Saved entries
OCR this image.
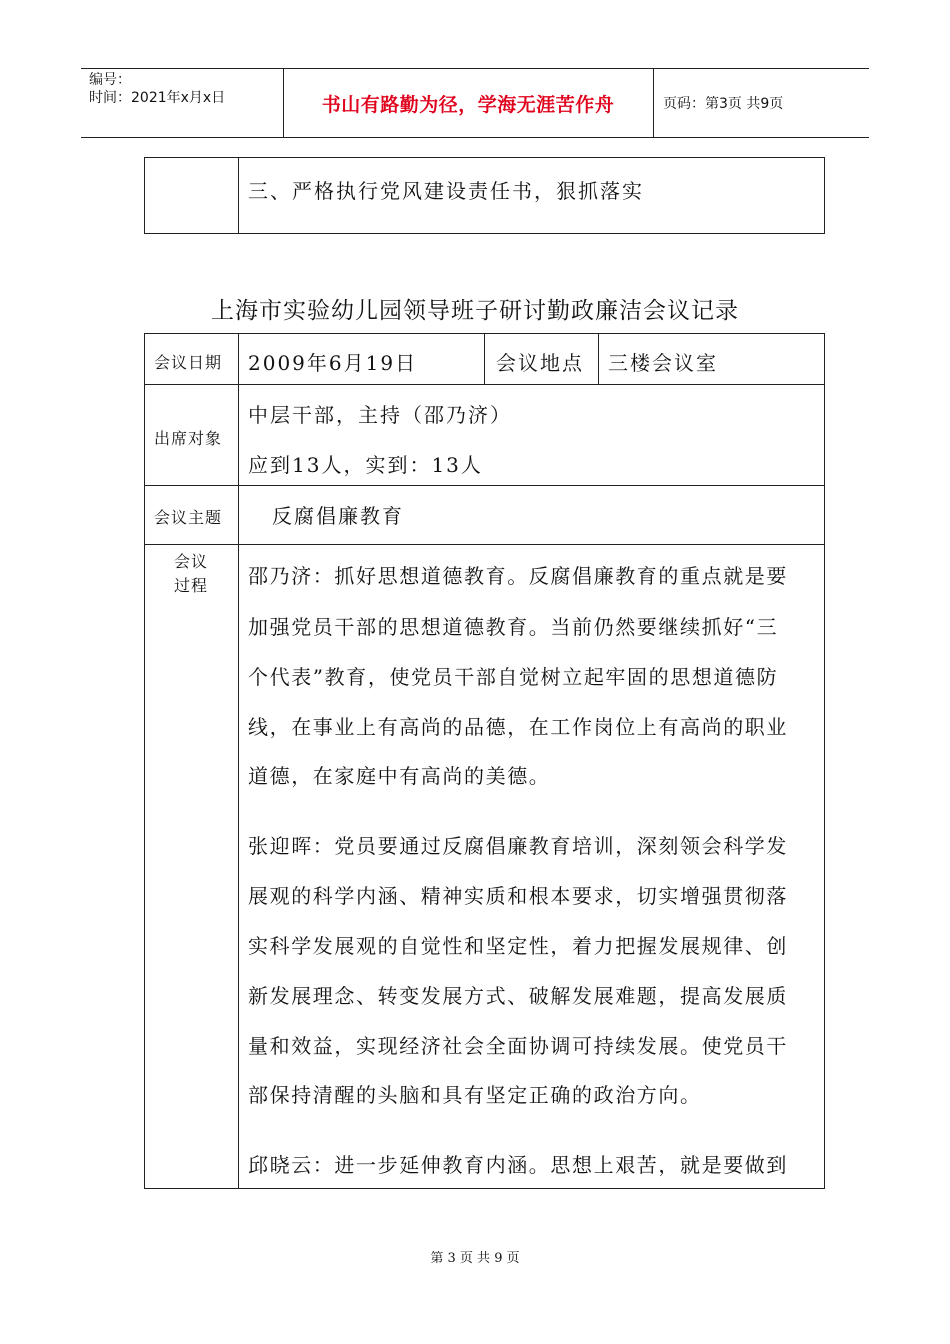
编号：
时间：2021年x月x日	书山有路勤为径，学海无涯苦作舟	页码：第3页 共9页
三、严格执行党风建设责任书，狠抓落实
上海市实验幼儿园领导班子研讨勤政廉洁会议记录
会议日期 2009年6月19日	会议地点 三楼会议室
出席对象
中层干部，主持（邵乃济）
应到13人，实到：13人
会议主题 反腐倡廉教育
会议
过程 邵乃济：抓好思想道德教育。反腐倡廉教育的重点就是要
加强党员干部的思想道德教育。当前仍然要继续抓好“三
个代表”教育，使党员干部自觉树立起牢固的思想道德防
线，在事业上有高尚的品德，在工作岗位上有高尚的职业
道德，在家庭中有高尚的美德。
张迎晖：党员要通过反腐倡廉教育培训，深刻领会科学发
展观的科学内涵、精神实质和根本要求，切实增强贯彻落
实科学发展观的自觉性和坚定性，着力把握发展规律、创
新发展理念、转变发展方式、破解发展难题，提高发展质
量和效益，实现经济社会全面协调可持续发展。使党员干
部保持清醒的头脑和具有坚定正确的政治方向。
邱晓云：进一步延伸教育内涵。思想上艰苦，就是要做到
第 3 页 共 9 页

* Goal of the exercise
Copy the listing over exactly, skipping the pictures it holds.

* Reply to the task
OCR this image.
编号：
时间：2021年x月x日	书山有路勤为径，学海无涯苦作舟	页码：第3页 共9页
三、严格执行党风建设责任书，狠抓落实
上海市实验幼儿园领导班子研讨勤政廉洁会议记录
会议日期 2009年6月19日	会议地点 三楼会议室
出席对象
中层干部，主持（邵乃济）
应到13人，实到：13人
会议主题 反腐倡廉教育
会议
过程 邵乃济：抓好思想道德教育。反腐倡廉教育的重点就是要
加强党员干部的思想道德教育。当前仍然要继续抓好“三
个代表”教育，使党员干部自觉树立起牢固的思想道德防
线，在事业上有高尚的品德，在工作岗位上有高尚的职业
道德，在家庭中有高尚的美德。
张迎晖：党员要通过反腐倡廉教育培训，深刻领会科学发
展观的科学内涵、精神实质和根本要求，切实增强贯彻落
实科学发展观的自觉性和坚定性，着力把握发展规律、创
新发展理念、转变发展方式、破解发展难题，提高发展质
量和效益，实现经济社会全面协调可持续发展。使党员干
部保持清醒的头脑和具有坚定正确的政治方向。
邱晓云：进一步延伸教育内涵。思想上艰苦，就是要做到
第 3 页 共 9 页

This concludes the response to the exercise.